INPUT DATA:
---

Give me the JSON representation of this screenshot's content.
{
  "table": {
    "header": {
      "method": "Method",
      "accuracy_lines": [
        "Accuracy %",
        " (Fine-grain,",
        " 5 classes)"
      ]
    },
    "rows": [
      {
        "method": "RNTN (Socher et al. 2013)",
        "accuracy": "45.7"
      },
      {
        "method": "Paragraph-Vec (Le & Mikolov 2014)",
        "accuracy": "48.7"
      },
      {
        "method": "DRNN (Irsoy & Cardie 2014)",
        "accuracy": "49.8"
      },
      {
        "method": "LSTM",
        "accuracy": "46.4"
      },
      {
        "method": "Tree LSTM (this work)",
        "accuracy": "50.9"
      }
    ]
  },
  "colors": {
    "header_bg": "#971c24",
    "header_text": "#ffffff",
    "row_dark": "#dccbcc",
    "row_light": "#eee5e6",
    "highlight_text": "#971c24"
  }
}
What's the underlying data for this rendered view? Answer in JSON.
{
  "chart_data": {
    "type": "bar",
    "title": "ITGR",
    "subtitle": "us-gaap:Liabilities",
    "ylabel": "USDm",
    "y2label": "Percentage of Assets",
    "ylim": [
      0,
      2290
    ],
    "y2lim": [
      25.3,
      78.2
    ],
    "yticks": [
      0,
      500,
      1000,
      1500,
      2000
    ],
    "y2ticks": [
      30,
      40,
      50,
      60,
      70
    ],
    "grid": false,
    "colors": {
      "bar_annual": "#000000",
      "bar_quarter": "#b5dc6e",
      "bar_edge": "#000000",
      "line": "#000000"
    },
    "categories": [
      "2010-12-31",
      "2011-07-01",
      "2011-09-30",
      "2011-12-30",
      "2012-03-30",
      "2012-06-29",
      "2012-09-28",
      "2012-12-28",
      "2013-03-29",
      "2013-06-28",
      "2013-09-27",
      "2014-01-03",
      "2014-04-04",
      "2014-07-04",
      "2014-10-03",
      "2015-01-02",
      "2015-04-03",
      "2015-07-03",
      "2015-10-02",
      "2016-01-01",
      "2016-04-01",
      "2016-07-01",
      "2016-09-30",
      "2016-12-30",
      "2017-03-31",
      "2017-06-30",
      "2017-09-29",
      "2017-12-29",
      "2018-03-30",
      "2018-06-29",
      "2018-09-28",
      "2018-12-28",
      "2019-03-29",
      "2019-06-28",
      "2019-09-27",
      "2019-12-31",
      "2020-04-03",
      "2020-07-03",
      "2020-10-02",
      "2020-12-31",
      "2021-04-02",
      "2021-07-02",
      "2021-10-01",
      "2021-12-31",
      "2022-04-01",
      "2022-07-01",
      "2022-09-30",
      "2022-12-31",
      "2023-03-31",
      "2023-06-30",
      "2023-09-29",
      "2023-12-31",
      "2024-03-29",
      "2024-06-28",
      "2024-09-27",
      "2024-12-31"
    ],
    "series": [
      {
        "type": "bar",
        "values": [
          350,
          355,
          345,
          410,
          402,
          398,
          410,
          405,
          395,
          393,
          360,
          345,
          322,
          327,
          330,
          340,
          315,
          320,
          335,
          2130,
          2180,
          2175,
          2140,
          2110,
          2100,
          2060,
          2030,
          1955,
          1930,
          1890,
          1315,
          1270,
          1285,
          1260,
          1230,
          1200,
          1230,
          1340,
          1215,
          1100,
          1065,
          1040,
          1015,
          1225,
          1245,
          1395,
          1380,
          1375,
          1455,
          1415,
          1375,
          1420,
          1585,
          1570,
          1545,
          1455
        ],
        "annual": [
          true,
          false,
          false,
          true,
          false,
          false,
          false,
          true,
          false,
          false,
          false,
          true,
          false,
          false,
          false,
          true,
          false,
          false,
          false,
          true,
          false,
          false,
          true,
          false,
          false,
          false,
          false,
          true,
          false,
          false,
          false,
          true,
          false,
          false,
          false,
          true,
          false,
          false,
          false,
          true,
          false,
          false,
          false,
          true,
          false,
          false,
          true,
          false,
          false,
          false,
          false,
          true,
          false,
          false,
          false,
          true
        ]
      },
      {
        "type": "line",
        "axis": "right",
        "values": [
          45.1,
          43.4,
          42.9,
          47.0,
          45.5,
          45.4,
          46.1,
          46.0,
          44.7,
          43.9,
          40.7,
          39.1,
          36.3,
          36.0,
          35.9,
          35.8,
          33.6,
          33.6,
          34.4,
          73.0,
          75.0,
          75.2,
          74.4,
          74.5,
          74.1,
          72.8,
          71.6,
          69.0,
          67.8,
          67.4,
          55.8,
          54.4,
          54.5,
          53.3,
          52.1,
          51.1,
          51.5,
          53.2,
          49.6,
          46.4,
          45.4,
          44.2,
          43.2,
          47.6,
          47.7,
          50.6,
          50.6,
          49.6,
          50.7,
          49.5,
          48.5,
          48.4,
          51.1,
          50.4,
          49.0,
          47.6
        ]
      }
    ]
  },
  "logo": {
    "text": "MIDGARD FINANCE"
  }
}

---

GIVEN INSTRUCTION: Type out the material again exactly as presented.

WRITTEN RESPONSE:
Give me the JSON representation of this screenshot's content.
{
  "table": {
    "header": {
      "method": "Method",
      "accuracy_lines": [
        "Accuracy %",
        " (Fine-grain,",
        " 5 classes)"
      ]
    },
    "rows": [
      {
        "method": "RNTN (Socher et al. 2013)",
        "accuracy": "45.7"
      },
      {
        "method": "Paragraph-Vec (Le & Mikolov 2014)",
        "accuracy": "48.7"
      },
      {
        "method": "DRNN (Irsoy & Cardie 2014)",
        "accuracy": "49.8"
      },
      {
        "method": "LSTM",
        "accuracy": "46.4"
      },
      {
        "method": "Tree LSTM (this work)",
        "accuracy": "50.9"
      }
    ]
  },
  "colors": {
    "header_bg": "#971c24",
    "header_text": "#ffffff",
    "row_dark": "#dccbcc",
    "row_light": "#eee5e6",
    "highlight_text": "#971c24"
  }
}
What's the underlying data for this rendered view? Answer in JSON.
{
  "chart_data": {
    "type": "bar",
    "title": "ITGR",
    "subtitle": "us-gaap:Liabilities",
    "ylabel": "USDm",
    "y2label": "Percentage of Assets",
    "ylim": [
      0,
      2290
    ],
    "y2lim": [
      25.3,
      78.2
    ],
    "yticks": [
      0,
      500,
      1000,
      1500,
      2000
    ],
    "y2ticks": [
      30,
      40,
      50,
      60,
      70
    ],
    "grid": false,
    "colors": {
      "bar_annual": "#000000",
      "bar_quarter": "#b5dc6e",
      "bar_edge": "#000000",
      "line": "#000000"
    },
    "categories": [
      "2010-12-31",
      "2011-07-01",
      "2011-09-30",
      "2011-12-30",
      "2012-03-30",
      "2012-06-29",
      "2012-09-28",
      "2012-12-28",
      "2013-03-29",
      "2013-06-28",
      "2013-09-27",
      "2014-01-03",
      "2014-04-04",
      "2014-07-04",
      "2014-10-03",
      "2015-01-02",
      "2015-04-03",
      "2015-07-03",
      "2015-10-02",
      "2016-01-01",
      "2016-04-01",
      "2016-07-01",
      "2016-09-30",
      "2016-12-30",
      "2017-03-31",
      "2017-06-30",
      "2017-09-29",
      "2017-12-29",
      "2018-03-30",
      "2018-06-29",
      "2018-09-28",
      "2018-12-28",
      "2019-03-29",
      "2019-06-28",
      "2019-09-27",
      "2019-12-31",
      "2020-04-03",
      "2020-07-03",
      "2020-10-02",
      "2020-12-31",
      "2021-04-02",
      "2021-07-02",
      "2021-10-01",
      "2021-12-31",
      "2022-04-01",
      "2022-07-01",
      "2022-09-30",
      "2022-12-31",
      "2023-03-31",
      "2023-06-30",
      "2023-09-29",
      "2023-12-31",
      "2024-03-29",
      "2024-06-28",
      "2024-09-27",
      "2024-12-31"
    ],
    "series": [
      {
        "type": "bar",
        "values": [
          350,
          355,
          345,
          410,
          402,
          398,
          410,
          405,
          395,
          393,
          360,
          345,
          322,
          327,
          330,
          340,
          315,
          320,
          335,
          2130,
          2180,
          2175,
          2140,
          2110,
          2100,
          2060,
          2030,
          1955,
          1930,
          1890,
          1315,
          1270,
          1285,
          1260,
          1230,
          1200,
          1230,
          1340,
          1215,
          1100,
          1065,
          1040,
          1015,
          1225,
          1245,
          1395,
          1380,
          1375,
          1455,
          1415,
          1375,
          1420,
          1585,
          1570,
          1545,
          1455
        ],
        "annual": [
          true,
          false,
          false,
          true,
          false,
          false,
          false,
          true,
          false,
          false,
          false,
          true,
          false,
          false,
          false,
          true,
          false,
          false,
          false,
          true,
          false,
          false,
          true,
          false,
          false,
          false,
          false,
          true,
          false,
          false,
          false,
          true,
          false,
          false,
          false,
          true,
          false,
          false,
          false,
          true,
          false,
          false,
          false,
          true,
          false,
          false,
          true,
          false,
          false,
          false,
          false,
          true,
          false,
          false,
          false,
          true
        ]
      },
      {
        "type": "line",
        "axis": "right",
        "values": [
          45.1,
          43.4,
          42.9,
          47.0,
          45.5,
          45.4,
          46.1,
          46.0,
          44.7,
          43.9,
          40.7,
          39.1,
          36.3,
          36.0,
          35.9,
          35.8,
          33.6,
          33.6,
          34.4,
          73.0,
          75.0,
          75.2,
          74.4,
          74.5,
          74.1,
          72.8,
          71.6,
          69.0,
          67.8,
          67.4,
          55.8,
          54.4,
          54.5,
          53.3,
          52.1,
          51.1,
          51.5,
          53.2,
          49.6,
          46.4,
          45.4,
          44.2,
          43.2,
          47.6,
          47.7,
          50.6,
          50.6,
          49.6,
          50.7,
          49.5,
          48.5,
          48.4,
          51.1,
          50.4,
          49.0,
          47.6
        ]
      }
    ]
  },
  "logo": {
    "text": "MIDGARD FINANCE"
  }
}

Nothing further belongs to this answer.